▼

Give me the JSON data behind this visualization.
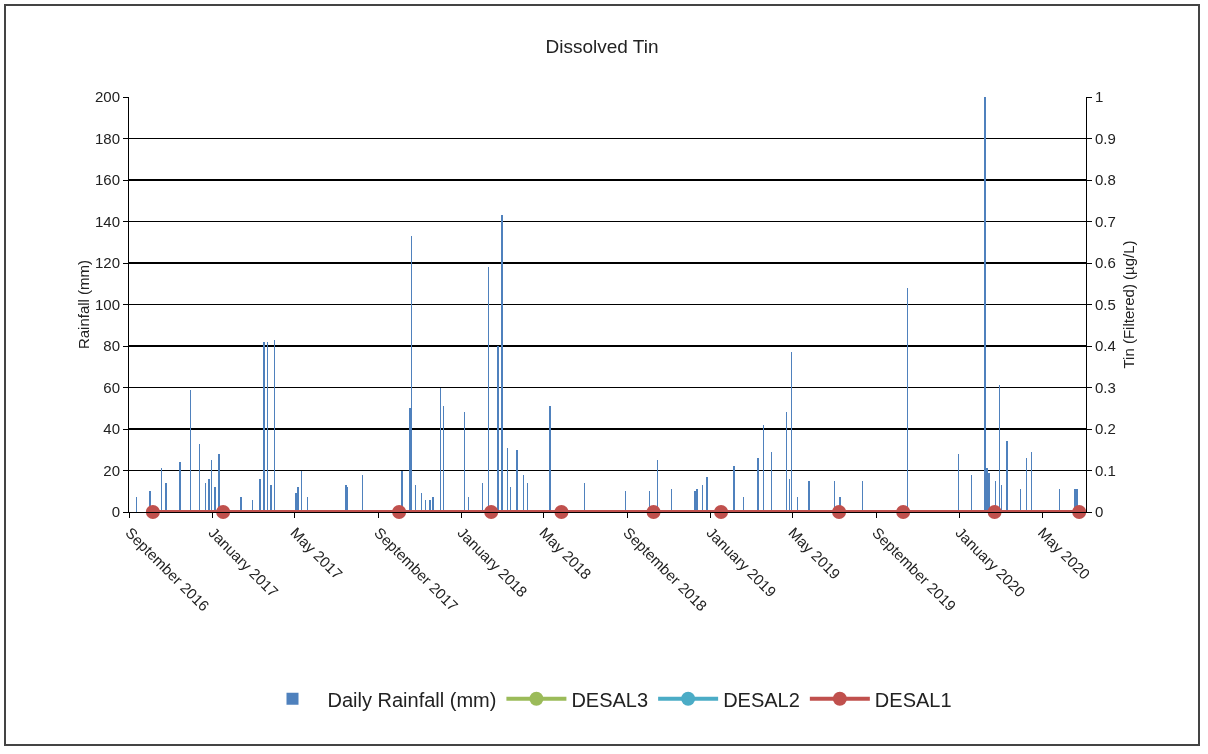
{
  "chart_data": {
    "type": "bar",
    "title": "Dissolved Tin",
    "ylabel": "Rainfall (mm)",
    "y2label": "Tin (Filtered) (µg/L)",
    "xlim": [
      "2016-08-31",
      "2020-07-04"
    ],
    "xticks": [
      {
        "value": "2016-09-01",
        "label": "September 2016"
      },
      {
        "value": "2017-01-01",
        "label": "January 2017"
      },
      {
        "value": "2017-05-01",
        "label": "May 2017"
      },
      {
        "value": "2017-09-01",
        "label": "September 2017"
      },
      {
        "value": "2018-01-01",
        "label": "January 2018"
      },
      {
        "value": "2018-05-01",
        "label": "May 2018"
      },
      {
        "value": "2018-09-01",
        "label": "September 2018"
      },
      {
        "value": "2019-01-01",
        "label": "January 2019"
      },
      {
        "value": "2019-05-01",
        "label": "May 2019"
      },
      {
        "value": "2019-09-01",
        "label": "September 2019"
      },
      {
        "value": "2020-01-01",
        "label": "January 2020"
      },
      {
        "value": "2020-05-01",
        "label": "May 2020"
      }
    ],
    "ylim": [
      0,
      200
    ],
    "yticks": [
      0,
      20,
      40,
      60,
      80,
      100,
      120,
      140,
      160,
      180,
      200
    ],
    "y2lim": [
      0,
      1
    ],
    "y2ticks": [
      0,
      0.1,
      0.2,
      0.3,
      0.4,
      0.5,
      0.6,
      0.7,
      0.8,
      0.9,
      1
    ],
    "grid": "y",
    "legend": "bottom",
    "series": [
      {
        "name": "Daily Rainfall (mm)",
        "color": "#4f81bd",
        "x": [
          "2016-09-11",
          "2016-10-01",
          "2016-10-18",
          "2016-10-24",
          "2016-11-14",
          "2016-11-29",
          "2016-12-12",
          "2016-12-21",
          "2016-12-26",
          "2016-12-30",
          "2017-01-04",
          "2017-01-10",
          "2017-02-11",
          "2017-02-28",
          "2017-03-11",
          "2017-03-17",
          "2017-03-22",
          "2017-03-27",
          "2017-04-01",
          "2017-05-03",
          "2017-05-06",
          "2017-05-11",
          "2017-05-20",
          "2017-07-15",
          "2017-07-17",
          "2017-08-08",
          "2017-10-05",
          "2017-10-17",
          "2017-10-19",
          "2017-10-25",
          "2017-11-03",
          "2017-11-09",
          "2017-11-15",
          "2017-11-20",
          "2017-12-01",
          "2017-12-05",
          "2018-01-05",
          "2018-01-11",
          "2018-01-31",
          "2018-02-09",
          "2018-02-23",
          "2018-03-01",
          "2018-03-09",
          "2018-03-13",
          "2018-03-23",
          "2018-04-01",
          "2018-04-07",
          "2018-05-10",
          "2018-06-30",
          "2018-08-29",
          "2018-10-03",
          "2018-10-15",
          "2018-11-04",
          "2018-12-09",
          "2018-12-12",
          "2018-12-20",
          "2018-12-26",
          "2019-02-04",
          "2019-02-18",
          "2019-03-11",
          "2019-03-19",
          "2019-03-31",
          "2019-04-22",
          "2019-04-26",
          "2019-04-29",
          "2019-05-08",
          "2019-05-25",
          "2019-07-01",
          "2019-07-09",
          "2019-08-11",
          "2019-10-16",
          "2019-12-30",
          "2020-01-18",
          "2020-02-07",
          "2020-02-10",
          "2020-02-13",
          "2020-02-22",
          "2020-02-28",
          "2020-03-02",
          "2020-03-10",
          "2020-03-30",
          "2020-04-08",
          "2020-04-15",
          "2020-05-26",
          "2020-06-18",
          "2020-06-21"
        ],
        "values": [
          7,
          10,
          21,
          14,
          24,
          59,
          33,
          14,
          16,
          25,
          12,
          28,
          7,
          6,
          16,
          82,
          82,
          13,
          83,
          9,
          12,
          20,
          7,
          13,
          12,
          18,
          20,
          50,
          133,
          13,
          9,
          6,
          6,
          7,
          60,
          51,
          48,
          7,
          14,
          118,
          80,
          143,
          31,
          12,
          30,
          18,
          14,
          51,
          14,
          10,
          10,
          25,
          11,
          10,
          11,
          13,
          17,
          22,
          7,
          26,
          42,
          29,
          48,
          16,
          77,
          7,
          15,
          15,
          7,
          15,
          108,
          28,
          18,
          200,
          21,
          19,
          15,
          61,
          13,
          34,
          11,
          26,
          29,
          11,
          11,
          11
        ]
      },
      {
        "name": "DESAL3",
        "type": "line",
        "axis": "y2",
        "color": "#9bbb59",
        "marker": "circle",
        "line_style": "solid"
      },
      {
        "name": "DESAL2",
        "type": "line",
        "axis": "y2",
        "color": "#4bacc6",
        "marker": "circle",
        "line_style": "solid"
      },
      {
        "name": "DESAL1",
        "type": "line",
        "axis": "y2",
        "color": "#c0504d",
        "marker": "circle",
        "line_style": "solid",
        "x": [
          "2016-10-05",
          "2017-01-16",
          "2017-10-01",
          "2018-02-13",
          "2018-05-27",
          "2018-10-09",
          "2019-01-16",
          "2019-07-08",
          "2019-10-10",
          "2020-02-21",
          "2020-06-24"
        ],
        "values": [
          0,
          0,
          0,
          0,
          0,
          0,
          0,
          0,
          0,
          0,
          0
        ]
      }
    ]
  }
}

▲
▼

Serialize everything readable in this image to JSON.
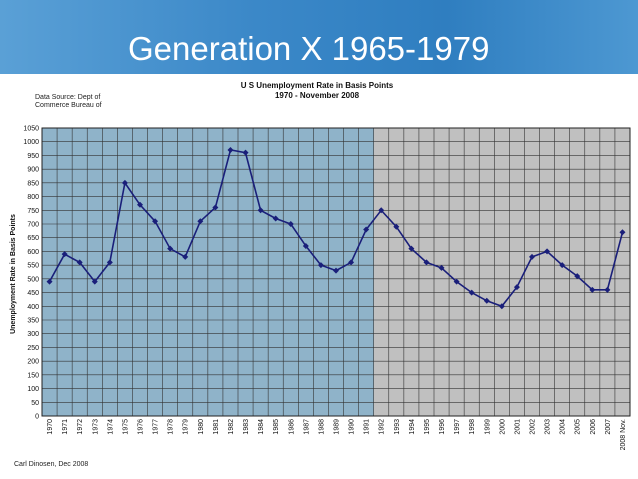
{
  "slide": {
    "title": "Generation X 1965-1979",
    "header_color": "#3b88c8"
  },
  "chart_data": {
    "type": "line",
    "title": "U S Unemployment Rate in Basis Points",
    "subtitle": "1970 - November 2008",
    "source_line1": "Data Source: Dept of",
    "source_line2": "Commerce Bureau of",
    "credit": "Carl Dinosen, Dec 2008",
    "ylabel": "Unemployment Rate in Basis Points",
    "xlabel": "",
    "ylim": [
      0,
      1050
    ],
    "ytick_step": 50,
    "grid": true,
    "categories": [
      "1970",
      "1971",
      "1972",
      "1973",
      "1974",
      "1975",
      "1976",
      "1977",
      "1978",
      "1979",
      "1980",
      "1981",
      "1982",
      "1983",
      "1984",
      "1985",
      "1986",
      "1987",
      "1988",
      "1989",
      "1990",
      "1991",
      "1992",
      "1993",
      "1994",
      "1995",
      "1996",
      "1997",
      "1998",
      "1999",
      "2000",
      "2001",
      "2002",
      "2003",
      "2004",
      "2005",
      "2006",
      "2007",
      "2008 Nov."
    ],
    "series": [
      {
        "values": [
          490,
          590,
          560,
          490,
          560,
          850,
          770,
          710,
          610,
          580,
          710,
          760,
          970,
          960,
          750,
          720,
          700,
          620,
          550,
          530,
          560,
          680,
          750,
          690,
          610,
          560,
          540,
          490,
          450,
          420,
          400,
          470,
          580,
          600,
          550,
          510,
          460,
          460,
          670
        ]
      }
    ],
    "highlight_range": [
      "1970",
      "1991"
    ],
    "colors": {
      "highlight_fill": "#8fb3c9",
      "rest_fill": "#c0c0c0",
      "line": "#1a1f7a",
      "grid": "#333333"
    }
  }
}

▲

- [What you have to do] Count every line of the records that holds "name". State the number, nothing else.

- [Answer] 4